Former EWU star Vernon Adams finds a home as starting quarterback in Montreal

UPDATED: Thu., Aug. 15, 2019

Quick screen passes regularly spun off the fingertips of quarterback Vernon Adams at Eastern Washington and Oregon, but this one needed some extra zip.

Adams, who starred his first three years in Cheney before a solid graduate-transfer season with the Ducks in 2015, recalled the first time he threw a lateral pass in the Canadian Football League.

It was one of the many eye-opening adjustments the two-time Walter Payton Award candidate and Pac-12 Newcomer of the Year had to make to Canada’s brand of football.

“It was a screen pass, but felt like a 55-yard throw because of how wide the field is,” said Adams, a budding fifth-year CFL talent for the Montreal Alouettes. “The field is wider, longer, the downs are different and there’s more players on the field. It’s a different game up here and it takes getting used to.”

He’s gotten the hang of it.

After more than four seasons as a backup and injury fill-in starter, Adams has recently shown the nine-team professional football league that he may be the next great EWU quarterback to excel north of the border. Beau Baldwin coached them all.

CFL starting quarterbacks Bo Levi Mitchell – the reigning league MVP for the defending Grey Cup champion Calgary Stampede – Matt Nichols (Winnipeg Blue Bombers) and Mike Reilly (British Columbia Lions) all played for Baldwin at EWU or Central Washington. Adams played for Baldwin at EWU.

Data listing:
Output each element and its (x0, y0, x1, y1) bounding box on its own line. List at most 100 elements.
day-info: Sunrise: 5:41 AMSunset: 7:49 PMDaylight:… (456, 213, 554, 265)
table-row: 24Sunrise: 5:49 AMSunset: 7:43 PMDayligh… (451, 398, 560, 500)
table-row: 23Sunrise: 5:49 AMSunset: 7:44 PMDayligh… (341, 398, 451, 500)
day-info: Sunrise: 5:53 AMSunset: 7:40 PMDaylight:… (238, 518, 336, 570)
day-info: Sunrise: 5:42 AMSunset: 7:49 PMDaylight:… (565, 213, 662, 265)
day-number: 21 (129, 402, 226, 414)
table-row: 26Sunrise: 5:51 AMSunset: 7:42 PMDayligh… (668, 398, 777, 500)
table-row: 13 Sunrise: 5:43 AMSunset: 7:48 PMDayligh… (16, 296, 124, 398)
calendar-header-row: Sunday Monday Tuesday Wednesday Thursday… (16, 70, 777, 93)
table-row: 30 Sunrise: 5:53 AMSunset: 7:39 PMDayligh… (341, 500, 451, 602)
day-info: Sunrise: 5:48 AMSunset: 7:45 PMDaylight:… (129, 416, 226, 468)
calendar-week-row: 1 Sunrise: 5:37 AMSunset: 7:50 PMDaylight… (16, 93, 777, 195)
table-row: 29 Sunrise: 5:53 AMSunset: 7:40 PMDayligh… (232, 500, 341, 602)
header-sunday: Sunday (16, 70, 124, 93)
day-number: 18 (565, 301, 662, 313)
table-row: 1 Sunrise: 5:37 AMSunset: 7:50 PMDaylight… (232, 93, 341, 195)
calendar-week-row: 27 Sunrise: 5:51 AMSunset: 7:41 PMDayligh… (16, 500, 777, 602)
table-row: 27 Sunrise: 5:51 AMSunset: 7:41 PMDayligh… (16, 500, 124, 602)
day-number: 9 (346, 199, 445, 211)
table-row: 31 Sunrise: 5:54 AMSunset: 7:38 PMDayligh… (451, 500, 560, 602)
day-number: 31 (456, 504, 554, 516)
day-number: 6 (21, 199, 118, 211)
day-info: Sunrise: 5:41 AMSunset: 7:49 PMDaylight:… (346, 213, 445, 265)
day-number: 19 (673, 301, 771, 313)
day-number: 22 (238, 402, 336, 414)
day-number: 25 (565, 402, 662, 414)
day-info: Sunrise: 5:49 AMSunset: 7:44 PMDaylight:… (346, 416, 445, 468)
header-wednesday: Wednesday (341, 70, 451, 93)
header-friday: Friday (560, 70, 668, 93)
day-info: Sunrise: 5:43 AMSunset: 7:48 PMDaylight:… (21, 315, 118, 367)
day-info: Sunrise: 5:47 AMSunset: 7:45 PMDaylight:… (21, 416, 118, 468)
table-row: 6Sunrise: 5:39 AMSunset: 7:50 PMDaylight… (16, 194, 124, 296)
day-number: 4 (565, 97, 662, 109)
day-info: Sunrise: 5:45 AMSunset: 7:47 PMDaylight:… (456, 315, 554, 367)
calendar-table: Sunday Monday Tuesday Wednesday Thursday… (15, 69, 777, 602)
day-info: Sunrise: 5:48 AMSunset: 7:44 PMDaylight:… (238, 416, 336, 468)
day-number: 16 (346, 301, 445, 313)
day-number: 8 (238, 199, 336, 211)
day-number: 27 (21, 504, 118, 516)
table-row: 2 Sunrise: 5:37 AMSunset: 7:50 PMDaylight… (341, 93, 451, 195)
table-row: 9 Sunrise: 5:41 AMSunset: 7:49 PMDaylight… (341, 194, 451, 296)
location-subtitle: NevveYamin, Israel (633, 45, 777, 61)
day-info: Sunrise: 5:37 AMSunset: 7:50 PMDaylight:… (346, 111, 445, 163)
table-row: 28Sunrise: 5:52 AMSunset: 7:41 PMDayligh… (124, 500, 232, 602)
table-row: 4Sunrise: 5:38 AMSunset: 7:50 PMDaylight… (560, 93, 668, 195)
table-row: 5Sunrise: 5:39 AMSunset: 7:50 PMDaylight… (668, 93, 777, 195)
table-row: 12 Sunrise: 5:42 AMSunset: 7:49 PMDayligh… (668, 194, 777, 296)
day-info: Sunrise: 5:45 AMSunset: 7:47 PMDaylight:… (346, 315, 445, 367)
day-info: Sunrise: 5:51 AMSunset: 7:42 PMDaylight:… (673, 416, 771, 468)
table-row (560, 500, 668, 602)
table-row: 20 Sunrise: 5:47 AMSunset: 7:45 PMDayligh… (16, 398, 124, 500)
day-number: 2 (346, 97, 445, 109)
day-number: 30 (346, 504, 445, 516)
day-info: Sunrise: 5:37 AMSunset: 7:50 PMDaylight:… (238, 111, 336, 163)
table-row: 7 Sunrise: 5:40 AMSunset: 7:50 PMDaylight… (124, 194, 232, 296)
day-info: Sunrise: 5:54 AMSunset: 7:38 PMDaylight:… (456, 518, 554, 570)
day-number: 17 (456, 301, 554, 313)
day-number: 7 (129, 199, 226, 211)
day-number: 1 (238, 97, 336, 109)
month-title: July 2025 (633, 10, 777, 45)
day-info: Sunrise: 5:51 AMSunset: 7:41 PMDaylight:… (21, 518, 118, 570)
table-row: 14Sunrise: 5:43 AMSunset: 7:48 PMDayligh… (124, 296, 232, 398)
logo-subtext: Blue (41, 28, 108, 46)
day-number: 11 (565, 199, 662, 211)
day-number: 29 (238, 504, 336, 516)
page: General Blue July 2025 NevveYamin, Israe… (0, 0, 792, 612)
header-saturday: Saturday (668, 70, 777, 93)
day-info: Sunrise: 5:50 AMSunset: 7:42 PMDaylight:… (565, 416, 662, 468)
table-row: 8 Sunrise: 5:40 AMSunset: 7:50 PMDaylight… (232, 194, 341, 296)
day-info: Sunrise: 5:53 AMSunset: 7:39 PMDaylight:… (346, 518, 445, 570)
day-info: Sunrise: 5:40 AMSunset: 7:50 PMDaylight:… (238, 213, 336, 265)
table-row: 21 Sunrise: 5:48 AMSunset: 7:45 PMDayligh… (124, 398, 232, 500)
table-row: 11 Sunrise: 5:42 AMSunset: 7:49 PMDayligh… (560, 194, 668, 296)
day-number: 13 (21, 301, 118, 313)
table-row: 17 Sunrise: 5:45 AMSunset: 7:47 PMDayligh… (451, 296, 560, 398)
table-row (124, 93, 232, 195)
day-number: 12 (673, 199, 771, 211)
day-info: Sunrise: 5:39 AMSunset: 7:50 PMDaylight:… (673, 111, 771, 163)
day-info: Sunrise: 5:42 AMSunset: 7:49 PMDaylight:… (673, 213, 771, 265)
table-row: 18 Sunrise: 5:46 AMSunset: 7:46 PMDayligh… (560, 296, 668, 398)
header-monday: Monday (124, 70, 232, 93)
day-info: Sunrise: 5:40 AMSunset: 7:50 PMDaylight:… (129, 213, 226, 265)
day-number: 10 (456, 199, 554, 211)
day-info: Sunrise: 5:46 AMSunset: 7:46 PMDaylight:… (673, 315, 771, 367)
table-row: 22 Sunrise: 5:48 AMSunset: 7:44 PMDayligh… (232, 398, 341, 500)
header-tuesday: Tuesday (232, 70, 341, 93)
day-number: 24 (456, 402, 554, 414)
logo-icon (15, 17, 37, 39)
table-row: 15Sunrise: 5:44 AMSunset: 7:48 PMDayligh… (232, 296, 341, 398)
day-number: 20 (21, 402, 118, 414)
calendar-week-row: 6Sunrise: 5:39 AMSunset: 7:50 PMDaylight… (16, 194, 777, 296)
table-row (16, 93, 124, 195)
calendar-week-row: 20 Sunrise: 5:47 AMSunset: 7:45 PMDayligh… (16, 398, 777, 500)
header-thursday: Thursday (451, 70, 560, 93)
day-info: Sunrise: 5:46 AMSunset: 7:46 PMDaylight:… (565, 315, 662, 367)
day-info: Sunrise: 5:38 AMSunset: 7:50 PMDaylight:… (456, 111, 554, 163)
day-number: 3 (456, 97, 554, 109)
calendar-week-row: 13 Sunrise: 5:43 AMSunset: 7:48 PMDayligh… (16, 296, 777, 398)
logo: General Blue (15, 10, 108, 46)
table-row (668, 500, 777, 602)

Required work:
a) Answer these questions from the article about Vernon Adams, please:
(i) In what year did Adams play his graduate-transfer season with the Ducks?
(ii) For which CFL team does Adams play?
(iii) How many teams make up the professional league Adams plays in?
Mark your answers (i), (ii), (iii), one a line.
b) Write out the part of the article about Vernon Adams that begins with "After more than" and ends with "Baldwin at EWU.", keeping it identical to the original.

Solutions for each task:
a)
(i) 2015
(ii) The Montreal Alouettes
(iii) Nine

b)
After more than four seasons as a backup and injury fill-in starter, Adams has recently shown the nine-team professional football league that he may be the next great EWU quarterback to excel north of the border. Beau Baldwin coached them all.

CFL starting quarterbacks Bo Levi Mitchell – the reigning league MVP for the defending Grey Cup champion Calgary Stampede – Matt Nichols (Winnipeg Blue Bombers) and Mike Reilly (British Columbia Lions) all played for Baldwin at EWU or Central Washington. Adams played for Baldwin at EWU.